[Task objective]
Reply with nothing but how many lines in the entries below include "oxidase".

[Supplied records]
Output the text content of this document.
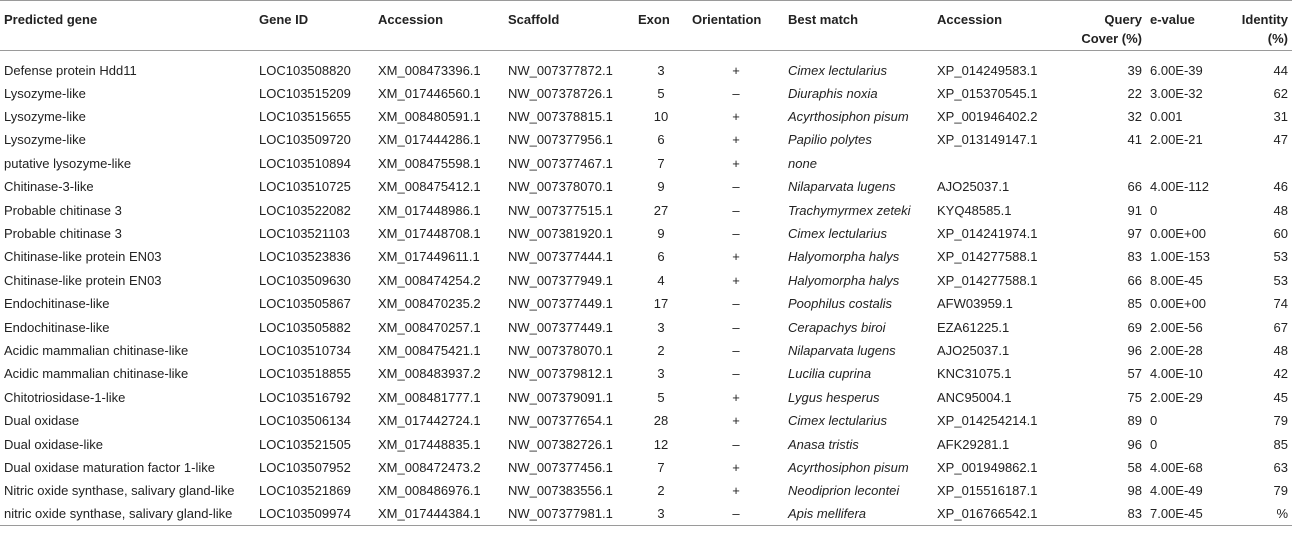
Predicted gene	Gene ID	Accession	Scaffold	Exon	Orientation	Best match	Accession	Query
Cover (%)	e-value	Identity
(%)
Defense protein Hdd11	LOC103508820	XM_008473396.1	NW_007377872.1	3	+	Cimex lectularius	XP_014249583.1	39	6.00E-39	44
Lysozyme-like	LOC103515209	XM_017446560.1	NW_007378726.1	5	–	Diuraphis noxia	XP_015370545.1	22	3.00E-32	62
Lysozyme-like	LOC103515655	XM_008480591.1	NW_007378815.1	10	+	Acyrthosiphon pisum	XP_001946402.2	32	0.001	31
Lysozyme-like	LOC103509720	XM_017444286.1	NW_007377956.1	6	+	Papilio polytes	XP_013149147.1	41	2.00E-21	47
putative lysozyme-like	LOC103510894	XM_008475598.1	NW_007377467.1	7	+	none				
Chitinase-3-like	LOC103510725	XM_008475412.1	NW_007378070.1	9	–	Nilaparvata lugens	AJO25037.1	66	4.00E-112	46
Probable chitinase 3	LOC103522082	XM_017448986.1	NW_007377515.1	27	–	Trachymyrmex zeteki	KYQ48585.1	91	0	48
Probable chitinase 3	LOC103521103	XM_017448708.1	NW_007381920.1	9	–	Cimex lectularius	XP_014241974.1	97	0.00E+00	60
Chitinase-like protein EN03	LOC103523836	XM_017449611.1	NW_007377444.1	6	+	Halyomorpha halys	XP_014277588.1	83	1.00E-153	53
Chitinase-like protein EN03	LOC103509630	XM_008474254.2	NW_007377949.1	4	+	Halyomorpha halys	XP_014277588.1	66	8.00E-45	53
Endochitinase-like	LOC103505867	XM_008470235.2	NW_007377449.1	17	–	Poophilus costalis	AFW03959.1	85	0.00E+00	74
Endochitinase-like	LOC103505882	XM_008470257.1	NW_007377449.1	3	–	Cerapachys biroi	EZA61225.1	69	2.00E-56	67
Acidic mammalian chitinase-like	LOC103510734	XM_008475421.1	NW_007378070.1	2	–	Nilaparvata lugens	AJO25037.1	96	2.00E-28	48
Acidic mammalian chitinase-like	LOC103518855	XM_008483937.2	NW_007379812.1	3	–	Lucilia cuprina	KNC31075.1	57	4.00E-10	42
Chitotriosidase-1-like	LOC103516792	XM_008481777.1	NW_007379091.1	5	+	Lygus hesperus	ANC95004.1	75	2.00E-29	45
Dual oxidase	LOC103506134	XM_017442724.1	NW_007377654.1	28	+	Cimex lectularius	XP_014254214.1	89	0	79
Dual oxidase-like	LOC103521505	XM_017448835.1	NW_007382726.1	12	–	Anasa tristis	AFK29281.1	96	0	85
Dual oxidase maturation factor 1-like	LOC103507952	XM_008472473.2	NW_007377456.1	7	+	Acyrthosiphon pisum	XP_001949862.1	58	4.00E-68	63
Nitric oxide synthase, salivary gland-like	LOC103521869	XM_008486976.1	NW_007383556.1	2	+	Neodiprion lecontei	XP_015516187.1	98	4.00E-49	79
nitric oxide synthase, salivary gland-like	LOC103509974	XM_017444384.1	NW_007377981.1	3	–	Apis mellifera	XP_016766542.1	83	7.00E-45	%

[Solved problem]
3